— start INPUT DATA —

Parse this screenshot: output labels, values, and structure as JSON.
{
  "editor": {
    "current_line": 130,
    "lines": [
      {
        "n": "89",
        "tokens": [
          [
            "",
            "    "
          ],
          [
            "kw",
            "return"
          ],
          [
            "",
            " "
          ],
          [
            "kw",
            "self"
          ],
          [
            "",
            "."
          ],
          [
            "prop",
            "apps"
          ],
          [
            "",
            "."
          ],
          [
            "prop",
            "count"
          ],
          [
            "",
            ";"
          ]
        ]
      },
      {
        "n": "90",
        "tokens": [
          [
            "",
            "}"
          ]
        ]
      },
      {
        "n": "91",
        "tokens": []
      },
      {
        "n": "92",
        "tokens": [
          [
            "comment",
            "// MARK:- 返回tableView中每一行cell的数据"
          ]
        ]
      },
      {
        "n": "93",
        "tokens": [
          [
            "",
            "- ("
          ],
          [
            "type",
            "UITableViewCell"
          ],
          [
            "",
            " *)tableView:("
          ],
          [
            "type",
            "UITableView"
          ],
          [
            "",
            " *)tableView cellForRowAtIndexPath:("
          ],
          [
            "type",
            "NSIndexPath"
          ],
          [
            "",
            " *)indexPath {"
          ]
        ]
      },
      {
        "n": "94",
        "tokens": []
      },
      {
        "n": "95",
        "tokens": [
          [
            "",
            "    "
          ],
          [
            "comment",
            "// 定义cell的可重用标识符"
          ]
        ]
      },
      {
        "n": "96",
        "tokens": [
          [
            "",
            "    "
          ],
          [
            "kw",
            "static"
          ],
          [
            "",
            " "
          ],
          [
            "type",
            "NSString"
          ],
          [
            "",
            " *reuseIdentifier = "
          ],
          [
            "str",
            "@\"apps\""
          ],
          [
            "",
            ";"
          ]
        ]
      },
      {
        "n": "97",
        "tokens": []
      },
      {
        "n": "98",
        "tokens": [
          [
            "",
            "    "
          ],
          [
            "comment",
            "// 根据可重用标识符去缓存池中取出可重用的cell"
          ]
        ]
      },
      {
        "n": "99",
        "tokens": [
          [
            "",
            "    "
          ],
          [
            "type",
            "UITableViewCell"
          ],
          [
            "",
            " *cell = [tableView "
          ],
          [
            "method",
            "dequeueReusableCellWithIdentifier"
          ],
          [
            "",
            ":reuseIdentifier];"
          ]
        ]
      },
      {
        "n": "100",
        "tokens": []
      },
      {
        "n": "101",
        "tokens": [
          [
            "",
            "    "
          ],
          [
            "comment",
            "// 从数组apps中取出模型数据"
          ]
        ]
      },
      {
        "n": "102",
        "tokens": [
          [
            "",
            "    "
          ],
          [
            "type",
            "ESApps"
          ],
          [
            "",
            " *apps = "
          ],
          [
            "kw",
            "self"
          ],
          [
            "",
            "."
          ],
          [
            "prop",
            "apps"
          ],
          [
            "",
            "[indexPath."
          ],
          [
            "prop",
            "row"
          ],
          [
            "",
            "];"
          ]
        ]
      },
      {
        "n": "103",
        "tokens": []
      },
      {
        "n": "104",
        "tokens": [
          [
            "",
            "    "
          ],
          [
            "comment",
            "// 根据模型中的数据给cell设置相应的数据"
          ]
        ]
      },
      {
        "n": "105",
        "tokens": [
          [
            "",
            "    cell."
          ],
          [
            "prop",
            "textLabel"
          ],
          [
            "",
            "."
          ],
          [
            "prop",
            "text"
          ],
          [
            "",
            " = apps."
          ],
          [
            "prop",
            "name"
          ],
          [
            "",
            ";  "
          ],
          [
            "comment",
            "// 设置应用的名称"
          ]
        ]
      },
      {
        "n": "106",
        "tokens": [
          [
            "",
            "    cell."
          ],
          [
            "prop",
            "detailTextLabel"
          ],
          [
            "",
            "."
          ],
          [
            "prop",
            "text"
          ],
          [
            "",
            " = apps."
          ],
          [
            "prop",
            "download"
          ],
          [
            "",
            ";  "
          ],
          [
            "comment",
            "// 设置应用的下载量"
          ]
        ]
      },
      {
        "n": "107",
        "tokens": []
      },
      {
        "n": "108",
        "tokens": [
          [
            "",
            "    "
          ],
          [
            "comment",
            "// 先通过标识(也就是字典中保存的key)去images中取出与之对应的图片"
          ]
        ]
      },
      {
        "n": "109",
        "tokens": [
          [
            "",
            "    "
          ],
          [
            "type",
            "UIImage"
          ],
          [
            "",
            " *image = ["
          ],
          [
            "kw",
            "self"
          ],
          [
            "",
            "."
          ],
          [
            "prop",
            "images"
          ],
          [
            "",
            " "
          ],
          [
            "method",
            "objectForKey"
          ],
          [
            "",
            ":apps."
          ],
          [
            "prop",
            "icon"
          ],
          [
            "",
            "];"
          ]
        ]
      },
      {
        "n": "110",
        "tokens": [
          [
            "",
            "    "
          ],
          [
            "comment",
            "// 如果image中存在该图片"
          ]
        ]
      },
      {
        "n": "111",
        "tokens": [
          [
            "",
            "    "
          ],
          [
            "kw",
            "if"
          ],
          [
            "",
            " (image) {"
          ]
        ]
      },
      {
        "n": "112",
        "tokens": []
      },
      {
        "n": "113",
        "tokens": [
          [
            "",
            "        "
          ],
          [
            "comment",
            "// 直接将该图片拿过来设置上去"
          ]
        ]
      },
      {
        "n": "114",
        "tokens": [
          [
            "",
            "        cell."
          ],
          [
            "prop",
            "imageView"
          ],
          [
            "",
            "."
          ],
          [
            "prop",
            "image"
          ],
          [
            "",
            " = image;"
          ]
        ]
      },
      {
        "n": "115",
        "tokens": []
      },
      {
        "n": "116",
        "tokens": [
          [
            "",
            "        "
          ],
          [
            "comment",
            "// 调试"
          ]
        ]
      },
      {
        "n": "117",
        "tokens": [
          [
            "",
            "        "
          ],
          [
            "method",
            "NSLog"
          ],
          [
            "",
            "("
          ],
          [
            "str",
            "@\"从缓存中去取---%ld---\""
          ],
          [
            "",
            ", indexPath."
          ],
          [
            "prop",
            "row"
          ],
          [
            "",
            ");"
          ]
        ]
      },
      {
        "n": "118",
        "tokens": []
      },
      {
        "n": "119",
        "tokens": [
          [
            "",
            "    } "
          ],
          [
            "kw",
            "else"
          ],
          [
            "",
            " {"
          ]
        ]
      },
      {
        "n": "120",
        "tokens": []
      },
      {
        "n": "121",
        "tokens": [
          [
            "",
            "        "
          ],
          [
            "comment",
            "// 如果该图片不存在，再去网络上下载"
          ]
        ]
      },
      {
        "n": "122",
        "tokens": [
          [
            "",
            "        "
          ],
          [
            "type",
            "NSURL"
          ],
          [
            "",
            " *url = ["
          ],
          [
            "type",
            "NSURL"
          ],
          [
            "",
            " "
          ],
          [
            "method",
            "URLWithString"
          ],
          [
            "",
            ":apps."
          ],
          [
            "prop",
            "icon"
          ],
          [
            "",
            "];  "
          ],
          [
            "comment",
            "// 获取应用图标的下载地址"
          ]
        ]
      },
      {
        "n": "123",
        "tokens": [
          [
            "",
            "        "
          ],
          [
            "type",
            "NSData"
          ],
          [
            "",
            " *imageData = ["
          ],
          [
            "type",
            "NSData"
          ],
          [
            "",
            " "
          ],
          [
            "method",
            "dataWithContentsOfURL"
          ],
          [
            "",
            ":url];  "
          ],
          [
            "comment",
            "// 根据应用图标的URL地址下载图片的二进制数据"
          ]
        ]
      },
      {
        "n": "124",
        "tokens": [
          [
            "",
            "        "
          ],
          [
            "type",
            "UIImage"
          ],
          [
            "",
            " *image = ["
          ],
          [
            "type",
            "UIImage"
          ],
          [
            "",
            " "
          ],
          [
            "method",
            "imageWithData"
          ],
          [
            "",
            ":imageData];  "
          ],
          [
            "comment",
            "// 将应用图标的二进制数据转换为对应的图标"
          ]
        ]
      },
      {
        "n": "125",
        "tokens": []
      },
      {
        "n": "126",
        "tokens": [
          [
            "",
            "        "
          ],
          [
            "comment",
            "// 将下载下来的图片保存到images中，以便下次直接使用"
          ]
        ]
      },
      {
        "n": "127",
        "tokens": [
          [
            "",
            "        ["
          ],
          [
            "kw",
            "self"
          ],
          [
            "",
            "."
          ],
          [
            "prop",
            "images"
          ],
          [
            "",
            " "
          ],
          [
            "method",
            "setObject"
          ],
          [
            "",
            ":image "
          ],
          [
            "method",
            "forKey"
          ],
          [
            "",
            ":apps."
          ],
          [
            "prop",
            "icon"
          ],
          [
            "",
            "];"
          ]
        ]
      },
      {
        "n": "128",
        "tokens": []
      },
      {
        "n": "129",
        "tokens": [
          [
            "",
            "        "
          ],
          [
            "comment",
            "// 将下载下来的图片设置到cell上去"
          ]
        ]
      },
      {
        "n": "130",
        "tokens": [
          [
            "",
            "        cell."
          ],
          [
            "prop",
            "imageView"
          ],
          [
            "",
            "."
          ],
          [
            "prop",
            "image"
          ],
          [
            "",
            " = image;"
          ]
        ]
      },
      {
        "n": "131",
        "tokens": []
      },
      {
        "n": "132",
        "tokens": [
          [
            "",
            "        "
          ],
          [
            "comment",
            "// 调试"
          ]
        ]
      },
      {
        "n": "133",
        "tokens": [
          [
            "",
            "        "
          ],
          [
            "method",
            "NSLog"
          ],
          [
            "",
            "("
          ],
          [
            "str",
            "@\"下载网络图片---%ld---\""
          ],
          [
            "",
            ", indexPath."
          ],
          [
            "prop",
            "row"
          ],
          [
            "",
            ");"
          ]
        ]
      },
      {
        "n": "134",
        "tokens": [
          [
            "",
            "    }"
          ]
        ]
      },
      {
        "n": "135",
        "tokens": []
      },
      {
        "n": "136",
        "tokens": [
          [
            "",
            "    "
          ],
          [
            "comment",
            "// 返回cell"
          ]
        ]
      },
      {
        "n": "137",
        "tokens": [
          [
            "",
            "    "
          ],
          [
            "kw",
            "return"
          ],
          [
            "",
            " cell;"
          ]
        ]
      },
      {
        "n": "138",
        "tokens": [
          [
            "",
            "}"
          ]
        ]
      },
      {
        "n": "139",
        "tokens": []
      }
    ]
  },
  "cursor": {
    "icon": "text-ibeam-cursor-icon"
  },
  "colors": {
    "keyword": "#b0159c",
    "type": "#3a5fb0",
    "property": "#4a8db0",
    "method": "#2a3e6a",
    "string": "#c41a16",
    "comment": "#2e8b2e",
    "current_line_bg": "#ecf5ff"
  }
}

— end INPUT DATA —

EXERCISE DETAILS
Pull out all lines from the entries above that include the word "reuseIdentifier".

SOLUTION TO THIS TASK
            " *reuseIdentifier = "
            ":reuseIdentifier];"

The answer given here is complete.